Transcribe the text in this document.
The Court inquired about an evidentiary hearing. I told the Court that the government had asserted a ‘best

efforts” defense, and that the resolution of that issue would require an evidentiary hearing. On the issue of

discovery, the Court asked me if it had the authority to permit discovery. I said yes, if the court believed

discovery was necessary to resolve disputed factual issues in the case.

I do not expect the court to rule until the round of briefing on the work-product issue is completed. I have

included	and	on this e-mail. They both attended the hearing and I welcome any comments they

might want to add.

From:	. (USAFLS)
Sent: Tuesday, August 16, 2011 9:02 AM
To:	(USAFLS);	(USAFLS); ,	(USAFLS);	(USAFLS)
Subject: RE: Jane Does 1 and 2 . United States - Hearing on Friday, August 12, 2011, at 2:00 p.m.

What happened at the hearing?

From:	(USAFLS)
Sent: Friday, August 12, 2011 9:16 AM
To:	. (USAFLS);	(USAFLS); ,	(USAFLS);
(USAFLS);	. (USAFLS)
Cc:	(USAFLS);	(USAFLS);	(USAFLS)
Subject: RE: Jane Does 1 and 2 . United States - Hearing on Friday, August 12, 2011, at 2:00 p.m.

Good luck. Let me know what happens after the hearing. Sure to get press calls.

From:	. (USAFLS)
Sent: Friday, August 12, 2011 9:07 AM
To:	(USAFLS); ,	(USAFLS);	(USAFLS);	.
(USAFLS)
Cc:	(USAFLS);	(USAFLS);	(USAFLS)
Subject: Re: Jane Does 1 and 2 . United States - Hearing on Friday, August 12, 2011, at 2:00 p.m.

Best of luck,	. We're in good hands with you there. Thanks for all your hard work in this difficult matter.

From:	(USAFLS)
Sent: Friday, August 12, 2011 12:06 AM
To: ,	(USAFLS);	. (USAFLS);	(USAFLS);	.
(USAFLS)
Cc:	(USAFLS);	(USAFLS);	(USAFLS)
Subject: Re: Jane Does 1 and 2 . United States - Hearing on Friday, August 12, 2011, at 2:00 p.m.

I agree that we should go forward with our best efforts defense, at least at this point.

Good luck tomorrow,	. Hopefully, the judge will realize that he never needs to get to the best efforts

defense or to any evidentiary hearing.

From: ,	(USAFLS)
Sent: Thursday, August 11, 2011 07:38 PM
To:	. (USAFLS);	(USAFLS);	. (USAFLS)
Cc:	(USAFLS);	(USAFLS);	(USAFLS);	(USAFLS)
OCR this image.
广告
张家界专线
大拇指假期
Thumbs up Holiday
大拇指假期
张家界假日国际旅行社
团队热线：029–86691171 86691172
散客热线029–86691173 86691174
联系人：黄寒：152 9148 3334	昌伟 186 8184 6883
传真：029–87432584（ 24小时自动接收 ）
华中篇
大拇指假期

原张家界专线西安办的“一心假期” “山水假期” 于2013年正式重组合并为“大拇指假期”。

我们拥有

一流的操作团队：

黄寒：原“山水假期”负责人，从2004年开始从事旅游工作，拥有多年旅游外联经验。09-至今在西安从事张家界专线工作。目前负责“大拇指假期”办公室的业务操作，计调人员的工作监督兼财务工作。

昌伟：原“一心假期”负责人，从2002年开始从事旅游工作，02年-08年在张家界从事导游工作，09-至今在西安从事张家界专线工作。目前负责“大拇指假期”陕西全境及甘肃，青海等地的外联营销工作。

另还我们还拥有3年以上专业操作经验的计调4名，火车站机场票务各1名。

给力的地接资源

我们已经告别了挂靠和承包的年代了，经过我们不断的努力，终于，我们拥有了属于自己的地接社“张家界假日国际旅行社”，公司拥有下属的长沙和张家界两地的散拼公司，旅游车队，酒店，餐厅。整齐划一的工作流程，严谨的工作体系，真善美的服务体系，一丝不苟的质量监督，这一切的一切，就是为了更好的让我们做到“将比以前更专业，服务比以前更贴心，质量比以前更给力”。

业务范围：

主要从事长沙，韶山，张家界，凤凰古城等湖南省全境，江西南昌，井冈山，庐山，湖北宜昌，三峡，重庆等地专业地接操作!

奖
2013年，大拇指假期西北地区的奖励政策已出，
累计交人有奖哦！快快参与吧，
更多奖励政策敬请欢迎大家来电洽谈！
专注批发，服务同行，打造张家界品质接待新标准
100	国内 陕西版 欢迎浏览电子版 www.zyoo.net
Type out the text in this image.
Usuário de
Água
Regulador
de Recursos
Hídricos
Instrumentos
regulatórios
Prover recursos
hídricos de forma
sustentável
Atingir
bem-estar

# Instructions for the task:
Give again only the lines starting at the one that contains "Type out the text in this image." and running to the end of the data.

# Complete answer:
Type out the text in this image.
Usuário de
Água
Regulador
de Recursos
Hídricos
Instrumentos
regulatórios
Prover recursos
hídricos de forma
sustentável
Atingir
bem-estar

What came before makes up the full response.